= WHAT YOU NEED TO DO =
Gather all lines with "content" from the records.

+++ DATA IN THIS EXERCISE

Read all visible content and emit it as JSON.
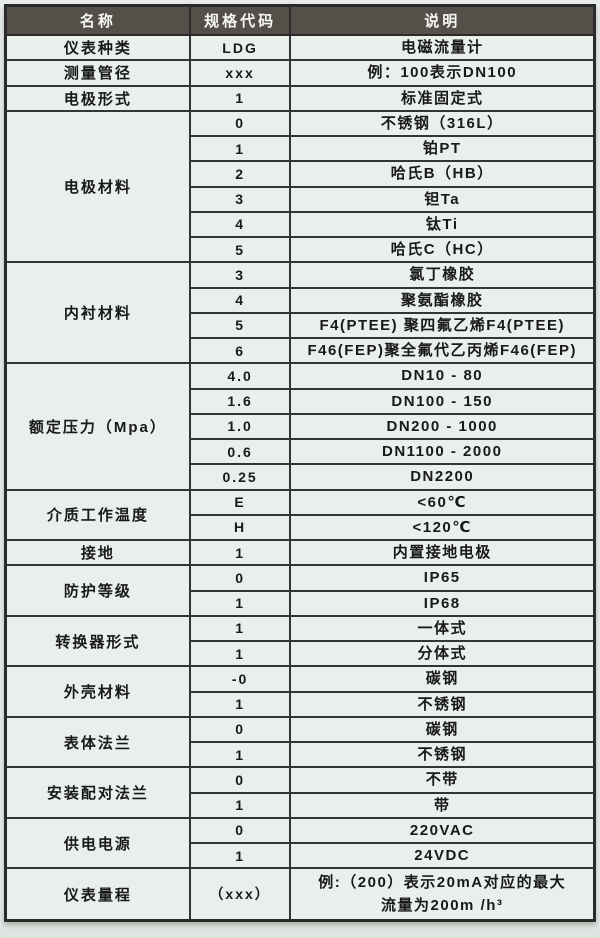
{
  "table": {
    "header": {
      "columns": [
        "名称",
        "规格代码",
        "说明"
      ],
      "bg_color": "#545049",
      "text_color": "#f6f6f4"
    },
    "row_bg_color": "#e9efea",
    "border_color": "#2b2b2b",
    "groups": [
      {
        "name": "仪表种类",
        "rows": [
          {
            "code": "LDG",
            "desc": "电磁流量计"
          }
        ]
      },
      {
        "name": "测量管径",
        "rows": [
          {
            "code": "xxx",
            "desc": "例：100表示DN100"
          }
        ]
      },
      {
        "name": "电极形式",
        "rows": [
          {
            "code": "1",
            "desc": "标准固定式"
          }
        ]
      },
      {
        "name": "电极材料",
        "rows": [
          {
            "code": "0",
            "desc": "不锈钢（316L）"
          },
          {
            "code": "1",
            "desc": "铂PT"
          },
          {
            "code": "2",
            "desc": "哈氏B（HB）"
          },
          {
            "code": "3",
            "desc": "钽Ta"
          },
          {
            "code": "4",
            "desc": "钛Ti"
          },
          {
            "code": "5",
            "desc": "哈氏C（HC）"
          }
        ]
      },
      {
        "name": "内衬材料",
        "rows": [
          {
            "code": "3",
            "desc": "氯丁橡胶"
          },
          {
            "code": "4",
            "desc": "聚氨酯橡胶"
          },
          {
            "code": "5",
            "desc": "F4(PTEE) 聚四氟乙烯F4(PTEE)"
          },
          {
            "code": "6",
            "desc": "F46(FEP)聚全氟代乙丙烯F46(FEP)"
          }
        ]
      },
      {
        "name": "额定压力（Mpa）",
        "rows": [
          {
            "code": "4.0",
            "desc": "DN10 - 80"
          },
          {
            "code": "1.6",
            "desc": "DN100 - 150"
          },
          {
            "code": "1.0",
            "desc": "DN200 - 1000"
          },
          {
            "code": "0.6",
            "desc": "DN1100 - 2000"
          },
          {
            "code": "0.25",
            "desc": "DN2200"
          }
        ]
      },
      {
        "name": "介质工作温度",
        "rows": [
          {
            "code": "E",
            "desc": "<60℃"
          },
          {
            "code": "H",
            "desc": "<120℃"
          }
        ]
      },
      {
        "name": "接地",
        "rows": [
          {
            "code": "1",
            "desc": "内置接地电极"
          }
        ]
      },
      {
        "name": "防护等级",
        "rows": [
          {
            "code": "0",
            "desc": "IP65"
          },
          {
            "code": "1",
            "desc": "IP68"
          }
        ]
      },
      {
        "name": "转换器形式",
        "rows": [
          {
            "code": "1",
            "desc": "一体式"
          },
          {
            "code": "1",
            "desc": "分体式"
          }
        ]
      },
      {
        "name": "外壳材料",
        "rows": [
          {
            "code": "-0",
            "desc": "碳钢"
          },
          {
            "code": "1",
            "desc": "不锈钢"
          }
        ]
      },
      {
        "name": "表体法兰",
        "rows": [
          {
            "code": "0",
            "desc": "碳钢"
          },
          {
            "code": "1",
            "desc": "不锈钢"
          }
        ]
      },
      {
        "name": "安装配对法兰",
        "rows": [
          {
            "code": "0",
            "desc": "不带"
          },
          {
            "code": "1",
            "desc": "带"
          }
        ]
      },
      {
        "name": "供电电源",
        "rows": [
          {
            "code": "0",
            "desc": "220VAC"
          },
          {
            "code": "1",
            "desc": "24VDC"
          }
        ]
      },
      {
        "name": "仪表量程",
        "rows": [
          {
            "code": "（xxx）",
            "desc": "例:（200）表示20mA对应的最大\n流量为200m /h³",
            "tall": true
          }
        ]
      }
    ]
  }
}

++++++
+++ DATA IN THIS EXERCISE

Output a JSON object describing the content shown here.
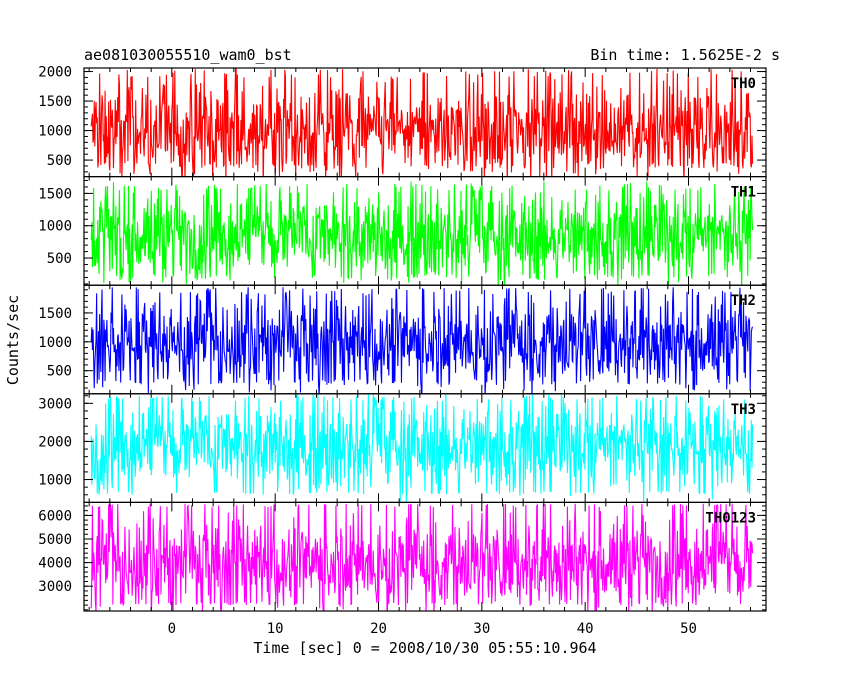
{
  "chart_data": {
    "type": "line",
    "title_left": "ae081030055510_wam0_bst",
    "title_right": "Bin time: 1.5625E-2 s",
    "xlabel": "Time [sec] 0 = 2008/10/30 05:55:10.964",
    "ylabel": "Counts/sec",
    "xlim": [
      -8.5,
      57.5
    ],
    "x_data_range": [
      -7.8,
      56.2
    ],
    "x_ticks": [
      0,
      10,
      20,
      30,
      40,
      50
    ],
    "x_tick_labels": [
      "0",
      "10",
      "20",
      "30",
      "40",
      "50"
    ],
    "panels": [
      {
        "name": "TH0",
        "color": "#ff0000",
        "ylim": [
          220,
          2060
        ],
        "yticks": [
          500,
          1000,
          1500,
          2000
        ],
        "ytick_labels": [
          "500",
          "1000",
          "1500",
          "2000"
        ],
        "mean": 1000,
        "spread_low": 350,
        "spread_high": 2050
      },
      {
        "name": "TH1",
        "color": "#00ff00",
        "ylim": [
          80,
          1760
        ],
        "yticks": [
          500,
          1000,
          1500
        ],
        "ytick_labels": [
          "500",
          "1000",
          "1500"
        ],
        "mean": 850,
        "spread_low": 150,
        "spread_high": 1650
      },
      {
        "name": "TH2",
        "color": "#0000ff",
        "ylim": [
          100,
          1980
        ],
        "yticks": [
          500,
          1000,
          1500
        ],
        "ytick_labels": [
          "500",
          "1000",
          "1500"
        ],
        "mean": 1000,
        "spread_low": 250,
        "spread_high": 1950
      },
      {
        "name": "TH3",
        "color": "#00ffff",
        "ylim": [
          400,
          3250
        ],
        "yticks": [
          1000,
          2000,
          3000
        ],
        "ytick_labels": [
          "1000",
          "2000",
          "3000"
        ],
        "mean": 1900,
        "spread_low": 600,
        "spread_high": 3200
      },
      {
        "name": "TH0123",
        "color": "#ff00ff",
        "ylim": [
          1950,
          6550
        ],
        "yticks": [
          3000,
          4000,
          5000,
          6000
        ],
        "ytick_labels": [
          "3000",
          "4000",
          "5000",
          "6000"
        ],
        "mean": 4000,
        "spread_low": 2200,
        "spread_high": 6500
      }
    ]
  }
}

++++++

= COMPLETE ANSWER =
Read all visible content and emit it as JSON.
Output a JSON object describing the content shown here.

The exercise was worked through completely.